Task brief:
Count how many lines in the material below hold the word "исключением"; the reply is that number alone.

Stored records:
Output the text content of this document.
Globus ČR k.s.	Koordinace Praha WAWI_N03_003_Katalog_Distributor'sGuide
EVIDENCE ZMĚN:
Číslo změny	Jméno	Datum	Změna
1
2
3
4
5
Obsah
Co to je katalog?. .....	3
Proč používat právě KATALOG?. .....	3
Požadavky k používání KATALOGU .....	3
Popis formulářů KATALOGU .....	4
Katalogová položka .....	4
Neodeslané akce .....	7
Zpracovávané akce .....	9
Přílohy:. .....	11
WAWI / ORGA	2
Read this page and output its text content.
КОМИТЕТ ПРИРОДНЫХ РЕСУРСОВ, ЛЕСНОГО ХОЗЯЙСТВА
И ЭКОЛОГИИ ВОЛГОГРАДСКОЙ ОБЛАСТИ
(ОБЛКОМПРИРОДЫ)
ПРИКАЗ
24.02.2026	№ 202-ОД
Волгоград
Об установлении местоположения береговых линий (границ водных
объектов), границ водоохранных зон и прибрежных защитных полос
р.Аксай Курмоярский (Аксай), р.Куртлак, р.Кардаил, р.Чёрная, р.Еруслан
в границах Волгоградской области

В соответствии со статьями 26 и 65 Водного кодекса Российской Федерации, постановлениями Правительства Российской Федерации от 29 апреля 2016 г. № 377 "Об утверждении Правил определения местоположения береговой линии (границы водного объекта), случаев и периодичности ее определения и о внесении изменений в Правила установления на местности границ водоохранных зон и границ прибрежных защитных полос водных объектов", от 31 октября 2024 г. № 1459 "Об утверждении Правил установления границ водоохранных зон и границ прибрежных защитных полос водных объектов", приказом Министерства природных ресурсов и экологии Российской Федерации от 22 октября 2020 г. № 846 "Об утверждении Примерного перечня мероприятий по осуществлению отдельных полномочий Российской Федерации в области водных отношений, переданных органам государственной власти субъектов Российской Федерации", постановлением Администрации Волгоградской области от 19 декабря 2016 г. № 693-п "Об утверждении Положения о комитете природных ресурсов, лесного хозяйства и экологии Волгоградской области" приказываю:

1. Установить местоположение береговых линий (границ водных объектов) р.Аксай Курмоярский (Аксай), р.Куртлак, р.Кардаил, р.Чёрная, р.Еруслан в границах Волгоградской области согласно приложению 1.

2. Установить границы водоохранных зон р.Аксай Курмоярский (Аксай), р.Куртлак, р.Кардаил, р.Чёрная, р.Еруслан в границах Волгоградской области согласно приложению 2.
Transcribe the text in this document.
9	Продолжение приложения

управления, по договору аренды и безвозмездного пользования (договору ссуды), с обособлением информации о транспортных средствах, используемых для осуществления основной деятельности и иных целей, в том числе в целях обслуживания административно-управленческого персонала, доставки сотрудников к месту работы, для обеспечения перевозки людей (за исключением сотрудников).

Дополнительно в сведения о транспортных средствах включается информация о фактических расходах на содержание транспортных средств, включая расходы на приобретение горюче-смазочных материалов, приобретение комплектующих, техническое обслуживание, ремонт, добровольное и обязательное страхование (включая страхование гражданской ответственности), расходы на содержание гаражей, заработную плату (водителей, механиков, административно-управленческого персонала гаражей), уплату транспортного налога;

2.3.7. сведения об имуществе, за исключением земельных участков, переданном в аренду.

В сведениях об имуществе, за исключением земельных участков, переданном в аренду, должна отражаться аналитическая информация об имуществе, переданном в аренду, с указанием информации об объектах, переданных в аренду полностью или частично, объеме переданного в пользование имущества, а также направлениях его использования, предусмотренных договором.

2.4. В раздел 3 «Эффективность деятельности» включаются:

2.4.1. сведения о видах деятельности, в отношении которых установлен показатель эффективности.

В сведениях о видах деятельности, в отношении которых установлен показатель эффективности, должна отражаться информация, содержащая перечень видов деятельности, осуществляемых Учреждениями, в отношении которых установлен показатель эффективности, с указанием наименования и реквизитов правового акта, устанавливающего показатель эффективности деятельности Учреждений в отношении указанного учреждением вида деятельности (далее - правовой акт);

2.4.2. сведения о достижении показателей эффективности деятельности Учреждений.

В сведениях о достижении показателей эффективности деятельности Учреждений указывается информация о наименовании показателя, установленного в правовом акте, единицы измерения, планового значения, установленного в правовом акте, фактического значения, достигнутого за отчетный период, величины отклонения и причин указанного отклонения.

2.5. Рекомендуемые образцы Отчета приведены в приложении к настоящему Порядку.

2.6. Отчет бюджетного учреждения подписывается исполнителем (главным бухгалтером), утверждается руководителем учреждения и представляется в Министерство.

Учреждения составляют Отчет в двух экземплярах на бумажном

Result of this task:
3